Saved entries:
***
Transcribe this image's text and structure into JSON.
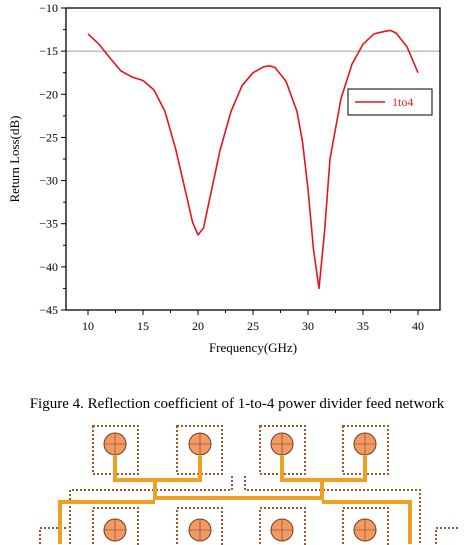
{
  "chart_data": {
    "type": "line",
    "xlabel": "Frequency(GHz)",
    "ylabel": "Return Loss(dB)",
    "xlim": [
      8,
      42
    ],
    "ylim": [
      -45,
      -10
    ],
    "x_ticks": [
      10,
      15,
      20,
      25,
      30,
      35,
      40
    ],
    "x_tick_labels": [
      "10",
      "15",
      "20",
      "25",
      "30",
      "35",
      "40"
    ],
    "y_ticks": [
      -10,
      -15,
      -20,
      -25,
      -30,
      -35,
      -40,
      -45
    ],
    "y_tick_labels": [
      "−10",
      "−15",
      "−20",
      "−25",
      "−30",
      "−35",
      "−40",
      "−45"
    ],
    "reference_line": -15,
    "grid": false,
    "legend_position": "right",
    "series": [
      {
        "name": "1to4",
        "color": "#e8141b",
        "x": [
          10,
          11,
          12,
          13,
          14,
          15,
          16,
          17,
          18,
          19,
          19.5,
          20,
          20.5,
          21,
          22,
          23,
          24,
          25,
          26,
          26.5,
          27,
          28,
          29,
          29.5,
          30,
          30.5,
          31,
          31.5,
          32,
          33,
          34,
          35,
          36,
          37,
          37.5,
          38,
          39,
          40
        ],
        "y": [
          -13.0,
          -14.2,
          -15.8,
          -17.3,
          -18.0,
          -18.4,
          -19.5,
          -22.0,
          -26.5,
          -32.0,
          -34.8,
          -36.3,
          -35.5,
          -32.5,
          -26.5,
          -22.0,
          -19.0,
          -17.5,
          -16.8,
          -16.7,
          -16.9,
          -18.5,
          -22.0,
          -25.5,
          -31.0,
          -38.0,
          -42.5,
          -36.0,
          -27.5,
          -20.5,
          -16.5,
          -14.2,
          -13.0,
          -12.7,
          -12.6,
          -12.9,
          -14.5,
          -17.5
        ]
      }
    ]
  },
  "caption": "Figure 4. Reflection coefficient of 1-to-4 power divider feed network"
}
***
• _TASK TO COMPLETE_
Make an exact copy of the records shown above, without the pictures.

• _TASK ANSWER_
Transcribe this image's text and structure into JSON.
{
  "chart_data": {
    "type": "line",
    "xlabel": "Frequency(GHz)",
    "ylabel": "Return Loss(dB)",
    "xlim": [
      8,
      42
    ],
    "ylim": [
      -45,
      -10
    ],
    "x_ticks": [
      10,
      15,
      20,
      25,
      30,
      35,
      40
    ],
    "x_tick_labels": [
      "10",
      "15",
      "20",
      "25",
      "30",
      "35",
      "40"
    ],
    "y_ticks": [
      -10,
      -15,
      -20,
      -25,
      -30,
      -35,
      -40,
      -45
    ],
    "y_tick_labels": [
      "−10",
      "−15",
      "−20",
      "−25",
      "−30",
      "−35",
      "−40",
      "−45"
    ],
    "reference_line": -15,
    "grid": false,
    "legend_position": "right",
    "series": [
      {
        "name": "1to4",
        "color": "#e8141b",
        "x": [
          10,
          11,
          12,
          13,
          14,
          15,
          16,
          17,
          18,
          19,
          19.5,
          20,
          20.5,
          21,
          22,
          23,
          24,
          25,
          26,
          26.5,
          27,
          28,
          29,
          29.5,
          30,
          30.5,
          31,
          31.5,
          32,
          33,
          34,
          35,
          36,
          37,
          37.5,
          38,
          39,
          40
        ],
        "y": [
          -13.0,
          -14.2,
          -15.8,
          -17.3,
          -18.0,
          -18.4,
          -19.5,
          -22.0,
          -26.5,
          -32.0,
          -34.8,
          -36.3,
          -35.5,
          -32.5,
          -26.5,
          -22.0,
          -19.0,
          -17.5,
          -16.8,
          -16.7,
          -16.9,
          -18.5,
          -22.0,
          -25.5,
          -31.0,
          -38.0,
          -42.5,
          -36.0,
          -27.5,
          -20.5,
          -16.5,
          -14.2,
          -13.0,
          -12.7,
          -12.6,
          -12.9,
          -14.5,
          -17.5
        ]
      }
    ]
  },
  "caption": "Figure 4. Reflection coefficient of 1-to-4 power divider feed network"
}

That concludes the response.